- **Materials provided**

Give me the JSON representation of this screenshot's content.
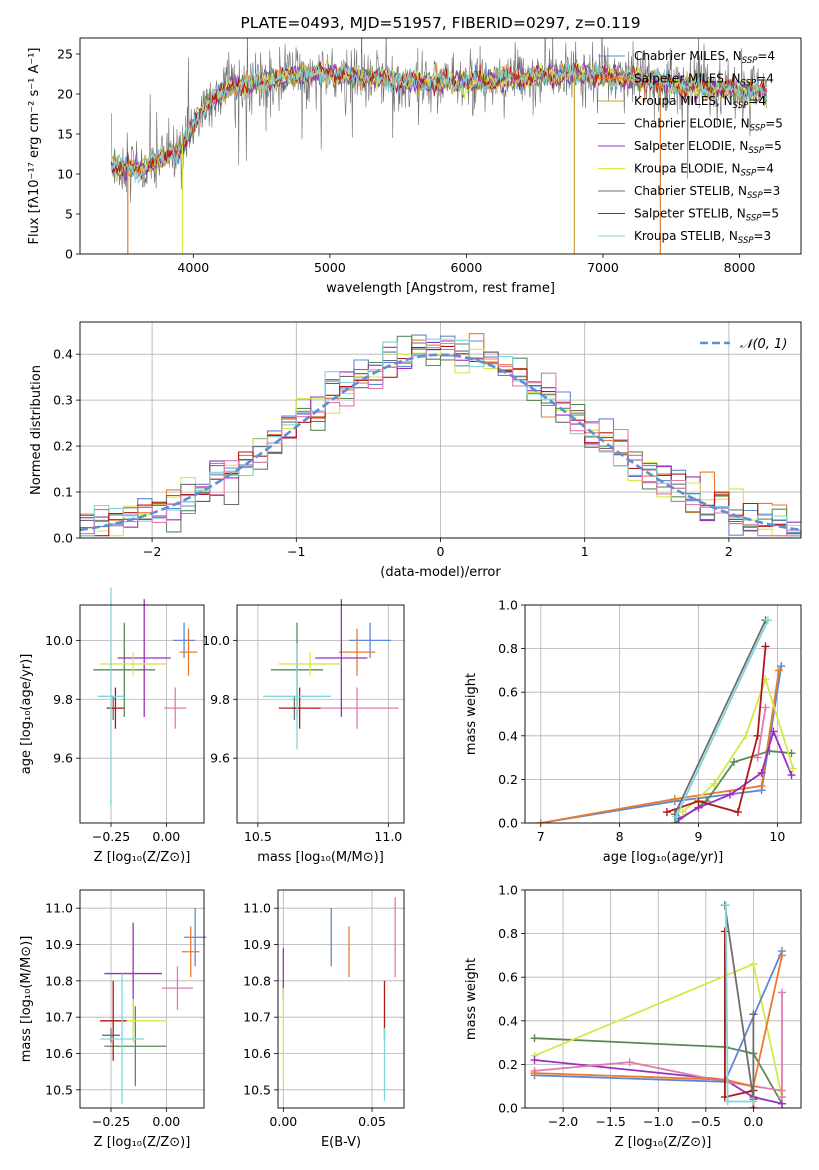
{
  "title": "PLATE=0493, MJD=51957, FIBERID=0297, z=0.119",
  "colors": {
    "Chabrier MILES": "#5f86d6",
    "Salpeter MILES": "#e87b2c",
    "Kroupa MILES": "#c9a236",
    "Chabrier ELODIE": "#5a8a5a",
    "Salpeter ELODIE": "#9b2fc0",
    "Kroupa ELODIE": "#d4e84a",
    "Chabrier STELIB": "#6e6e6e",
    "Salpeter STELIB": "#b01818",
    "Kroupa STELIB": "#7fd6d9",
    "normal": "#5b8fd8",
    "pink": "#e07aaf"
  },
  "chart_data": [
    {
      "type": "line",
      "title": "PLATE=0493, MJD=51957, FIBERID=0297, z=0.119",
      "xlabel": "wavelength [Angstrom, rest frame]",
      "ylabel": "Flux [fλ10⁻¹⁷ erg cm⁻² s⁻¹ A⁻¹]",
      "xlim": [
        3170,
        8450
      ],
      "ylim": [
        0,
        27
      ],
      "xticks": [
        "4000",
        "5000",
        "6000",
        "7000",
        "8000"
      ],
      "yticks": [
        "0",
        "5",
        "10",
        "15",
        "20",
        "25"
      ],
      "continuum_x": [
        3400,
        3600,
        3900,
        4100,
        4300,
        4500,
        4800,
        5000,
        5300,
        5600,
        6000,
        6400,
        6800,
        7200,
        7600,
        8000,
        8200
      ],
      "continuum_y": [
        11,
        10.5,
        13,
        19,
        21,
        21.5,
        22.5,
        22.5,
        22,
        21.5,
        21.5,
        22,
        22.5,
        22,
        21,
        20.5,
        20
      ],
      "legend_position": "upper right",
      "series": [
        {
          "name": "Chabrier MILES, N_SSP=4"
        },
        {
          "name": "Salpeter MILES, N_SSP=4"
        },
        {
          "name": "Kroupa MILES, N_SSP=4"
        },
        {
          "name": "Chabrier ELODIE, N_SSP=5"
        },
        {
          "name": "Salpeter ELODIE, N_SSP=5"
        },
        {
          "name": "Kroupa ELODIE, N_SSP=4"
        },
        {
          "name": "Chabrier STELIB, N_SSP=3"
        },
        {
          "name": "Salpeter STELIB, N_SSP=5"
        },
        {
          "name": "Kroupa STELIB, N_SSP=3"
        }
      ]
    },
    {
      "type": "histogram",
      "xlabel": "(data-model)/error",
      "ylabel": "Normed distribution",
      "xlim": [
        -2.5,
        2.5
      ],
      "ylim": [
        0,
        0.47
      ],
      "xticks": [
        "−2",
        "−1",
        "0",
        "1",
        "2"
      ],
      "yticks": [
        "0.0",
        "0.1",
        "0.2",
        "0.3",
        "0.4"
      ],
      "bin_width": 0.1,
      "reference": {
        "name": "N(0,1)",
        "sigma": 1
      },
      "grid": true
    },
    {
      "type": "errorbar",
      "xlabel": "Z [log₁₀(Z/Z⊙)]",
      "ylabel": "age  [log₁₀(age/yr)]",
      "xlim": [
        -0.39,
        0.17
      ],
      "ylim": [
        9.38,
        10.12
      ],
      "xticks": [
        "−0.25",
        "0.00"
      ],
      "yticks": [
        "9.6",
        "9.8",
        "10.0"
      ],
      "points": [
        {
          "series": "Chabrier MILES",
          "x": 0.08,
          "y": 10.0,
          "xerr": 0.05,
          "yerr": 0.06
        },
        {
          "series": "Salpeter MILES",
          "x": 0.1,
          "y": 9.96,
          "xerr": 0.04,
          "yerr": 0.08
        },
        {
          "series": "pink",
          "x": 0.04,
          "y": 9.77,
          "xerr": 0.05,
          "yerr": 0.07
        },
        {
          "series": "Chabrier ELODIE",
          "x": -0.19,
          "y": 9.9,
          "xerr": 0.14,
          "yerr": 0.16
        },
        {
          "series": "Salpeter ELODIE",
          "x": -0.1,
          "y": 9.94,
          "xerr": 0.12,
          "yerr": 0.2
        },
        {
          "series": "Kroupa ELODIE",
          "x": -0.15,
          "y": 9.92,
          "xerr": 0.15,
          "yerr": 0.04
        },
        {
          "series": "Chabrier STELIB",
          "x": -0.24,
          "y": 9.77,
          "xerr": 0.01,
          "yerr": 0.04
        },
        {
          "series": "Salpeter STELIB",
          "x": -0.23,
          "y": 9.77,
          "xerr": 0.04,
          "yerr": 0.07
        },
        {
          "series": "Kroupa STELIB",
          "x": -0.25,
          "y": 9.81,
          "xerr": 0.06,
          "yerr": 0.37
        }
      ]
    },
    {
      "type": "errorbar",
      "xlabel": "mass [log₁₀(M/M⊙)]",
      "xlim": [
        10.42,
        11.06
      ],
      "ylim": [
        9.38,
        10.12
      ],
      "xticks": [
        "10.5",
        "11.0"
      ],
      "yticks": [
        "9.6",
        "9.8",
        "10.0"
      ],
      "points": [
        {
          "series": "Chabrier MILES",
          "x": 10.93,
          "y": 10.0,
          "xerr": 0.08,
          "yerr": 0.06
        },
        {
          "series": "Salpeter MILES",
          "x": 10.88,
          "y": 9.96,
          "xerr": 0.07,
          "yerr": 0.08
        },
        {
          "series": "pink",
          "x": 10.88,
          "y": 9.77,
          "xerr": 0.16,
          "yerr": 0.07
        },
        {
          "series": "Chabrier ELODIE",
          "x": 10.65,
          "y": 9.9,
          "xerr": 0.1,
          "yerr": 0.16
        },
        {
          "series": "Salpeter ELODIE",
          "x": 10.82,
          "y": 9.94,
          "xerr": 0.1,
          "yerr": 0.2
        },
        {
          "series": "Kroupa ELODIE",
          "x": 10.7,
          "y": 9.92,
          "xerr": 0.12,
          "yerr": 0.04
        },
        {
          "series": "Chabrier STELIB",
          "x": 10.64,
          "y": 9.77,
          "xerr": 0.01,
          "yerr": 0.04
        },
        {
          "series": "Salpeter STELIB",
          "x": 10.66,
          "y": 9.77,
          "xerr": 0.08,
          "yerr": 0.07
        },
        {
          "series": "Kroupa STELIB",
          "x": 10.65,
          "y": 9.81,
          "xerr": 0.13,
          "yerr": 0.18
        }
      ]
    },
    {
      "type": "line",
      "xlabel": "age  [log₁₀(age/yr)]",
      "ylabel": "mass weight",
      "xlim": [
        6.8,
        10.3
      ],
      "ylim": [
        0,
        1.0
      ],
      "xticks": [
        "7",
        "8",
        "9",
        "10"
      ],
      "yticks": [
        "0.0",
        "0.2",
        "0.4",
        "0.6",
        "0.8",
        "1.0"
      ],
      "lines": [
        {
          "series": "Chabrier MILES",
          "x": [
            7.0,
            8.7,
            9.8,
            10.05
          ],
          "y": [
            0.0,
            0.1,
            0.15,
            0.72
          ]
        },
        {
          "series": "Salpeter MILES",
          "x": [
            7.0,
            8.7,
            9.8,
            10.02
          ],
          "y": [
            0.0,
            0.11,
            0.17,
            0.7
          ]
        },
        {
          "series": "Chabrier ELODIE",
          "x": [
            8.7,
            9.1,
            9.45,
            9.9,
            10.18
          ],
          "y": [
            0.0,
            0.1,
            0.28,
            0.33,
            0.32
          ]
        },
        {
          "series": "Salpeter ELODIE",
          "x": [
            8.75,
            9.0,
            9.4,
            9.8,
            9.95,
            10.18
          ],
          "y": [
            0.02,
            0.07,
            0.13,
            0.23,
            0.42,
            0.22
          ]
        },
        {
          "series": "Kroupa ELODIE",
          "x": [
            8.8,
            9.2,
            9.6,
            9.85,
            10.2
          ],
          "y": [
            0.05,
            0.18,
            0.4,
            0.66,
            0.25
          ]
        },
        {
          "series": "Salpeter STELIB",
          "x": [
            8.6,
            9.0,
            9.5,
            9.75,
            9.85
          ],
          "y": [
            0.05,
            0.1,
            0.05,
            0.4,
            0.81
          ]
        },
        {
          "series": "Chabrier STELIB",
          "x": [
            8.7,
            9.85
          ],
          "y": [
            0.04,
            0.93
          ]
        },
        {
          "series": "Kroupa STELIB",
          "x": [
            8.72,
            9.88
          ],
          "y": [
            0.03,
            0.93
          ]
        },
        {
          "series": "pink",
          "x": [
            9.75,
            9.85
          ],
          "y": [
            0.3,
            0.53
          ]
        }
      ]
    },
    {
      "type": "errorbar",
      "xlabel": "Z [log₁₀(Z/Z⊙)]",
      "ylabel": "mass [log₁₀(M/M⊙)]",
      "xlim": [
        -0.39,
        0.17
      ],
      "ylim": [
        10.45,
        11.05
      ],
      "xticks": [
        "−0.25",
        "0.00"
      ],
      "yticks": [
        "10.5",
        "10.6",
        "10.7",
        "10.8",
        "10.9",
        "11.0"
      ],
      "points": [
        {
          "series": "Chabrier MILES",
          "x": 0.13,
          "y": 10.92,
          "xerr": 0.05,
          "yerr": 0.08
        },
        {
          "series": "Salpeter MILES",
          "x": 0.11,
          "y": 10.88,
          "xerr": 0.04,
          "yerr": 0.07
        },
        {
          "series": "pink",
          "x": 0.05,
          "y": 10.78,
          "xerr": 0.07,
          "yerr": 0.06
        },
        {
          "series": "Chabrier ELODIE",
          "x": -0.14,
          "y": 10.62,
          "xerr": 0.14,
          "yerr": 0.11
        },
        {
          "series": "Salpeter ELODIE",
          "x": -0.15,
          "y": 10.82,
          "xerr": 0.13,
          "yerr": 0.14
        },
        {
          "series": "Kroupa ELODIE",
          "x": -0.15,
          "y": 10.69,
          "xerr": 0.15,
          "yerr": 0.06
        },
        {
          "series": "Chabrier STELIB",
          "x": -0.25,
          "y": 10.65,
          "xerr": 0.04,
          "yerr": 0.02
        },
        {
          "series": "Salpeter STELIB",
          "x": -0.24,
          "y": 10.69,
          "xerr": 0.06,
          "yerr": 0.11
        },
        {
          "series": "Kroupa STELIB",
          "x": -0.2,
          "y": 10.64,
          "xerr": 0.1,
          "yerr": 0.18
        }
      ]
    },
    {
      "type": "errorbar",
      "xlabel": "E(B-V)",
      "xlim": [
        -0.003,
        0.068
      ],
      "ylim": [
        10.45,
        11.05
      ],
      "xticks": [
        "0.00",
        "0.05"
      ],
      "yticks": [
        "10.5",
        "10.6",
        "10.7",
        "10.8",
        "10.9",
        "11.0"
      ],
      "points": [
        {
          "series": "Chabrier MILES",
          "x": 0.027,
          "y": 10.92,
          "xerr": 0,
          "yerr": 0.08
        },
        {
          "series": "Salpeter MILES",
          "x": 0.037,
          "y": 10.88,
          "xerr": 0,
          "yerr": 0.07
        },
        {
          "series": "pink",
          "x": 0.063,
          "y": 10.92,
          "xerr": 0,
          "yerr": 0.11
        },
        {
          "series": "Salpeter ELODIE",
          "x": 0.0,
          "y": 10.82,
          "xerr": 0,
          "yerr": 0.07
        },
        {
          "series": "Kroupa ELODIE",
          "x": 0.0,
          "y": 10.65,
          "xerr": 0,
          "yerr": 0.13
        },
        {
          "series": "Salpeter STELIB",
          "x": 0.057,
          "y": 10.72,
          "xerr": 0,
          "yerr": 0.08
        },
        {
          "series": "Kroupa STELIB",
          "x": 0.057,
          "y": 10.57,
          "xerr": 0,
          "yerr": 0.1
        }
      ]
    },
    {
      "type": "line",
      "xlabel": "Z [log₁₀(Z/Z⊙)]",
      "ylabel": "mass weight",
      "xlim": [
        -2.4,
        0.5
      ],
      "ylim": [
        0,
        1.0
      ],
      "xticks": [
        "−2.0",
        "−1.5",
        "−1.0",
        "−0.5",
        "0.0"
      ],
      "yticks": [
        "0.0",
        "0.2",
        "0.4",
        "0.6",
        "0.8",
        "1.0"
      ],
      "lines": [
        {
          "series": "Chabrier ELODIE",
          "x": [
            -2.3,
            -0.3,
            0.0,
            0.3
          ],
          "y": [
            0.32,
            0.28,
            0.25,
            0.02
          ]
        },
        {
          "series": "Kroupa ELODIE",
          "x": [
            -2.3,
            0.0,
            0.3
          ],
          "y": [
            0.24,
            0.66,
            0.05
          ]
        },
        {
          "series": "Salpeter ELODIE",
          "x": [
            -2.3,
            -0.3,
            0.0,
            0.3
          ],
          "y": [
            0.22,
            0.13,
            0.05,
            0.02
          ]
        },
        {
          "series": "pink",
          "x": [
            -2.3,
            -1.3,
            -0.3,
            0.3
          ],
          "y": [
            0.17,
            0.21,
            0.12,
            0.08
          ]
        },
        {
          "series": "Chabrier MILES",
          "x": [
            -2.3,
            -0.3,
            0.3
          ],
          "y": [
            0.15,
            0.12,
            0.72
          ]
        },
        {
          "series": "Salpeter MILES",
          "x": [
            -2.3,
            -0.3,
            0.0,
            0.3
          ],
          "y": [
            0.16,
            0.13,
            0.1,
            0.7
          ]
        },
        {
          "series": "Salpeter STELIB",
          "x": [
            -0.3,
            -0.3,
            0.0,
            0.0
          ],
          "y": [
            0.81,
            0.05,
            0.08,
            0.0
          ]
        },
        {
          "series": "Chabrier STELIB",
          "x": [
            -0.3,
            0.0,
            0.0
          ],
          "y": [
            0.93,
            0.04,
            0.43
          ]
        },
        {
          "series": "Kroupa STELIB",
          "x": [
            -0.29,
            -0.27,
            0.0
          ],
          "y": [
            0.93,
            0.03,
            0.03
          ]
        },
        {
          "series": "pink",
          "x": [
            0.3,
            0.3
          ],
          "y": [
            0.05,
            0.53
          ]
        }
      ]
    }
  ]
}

- **Job**
From the entries above, copy out every line where the string "title" appears.

- **Final result**
  "title": "PLATE=0493, MJD=51957, FIBERID=0297, z=0.119",
      "title": "PLATE=0493, MJD=51957, FIBERID=0297, z=0.119",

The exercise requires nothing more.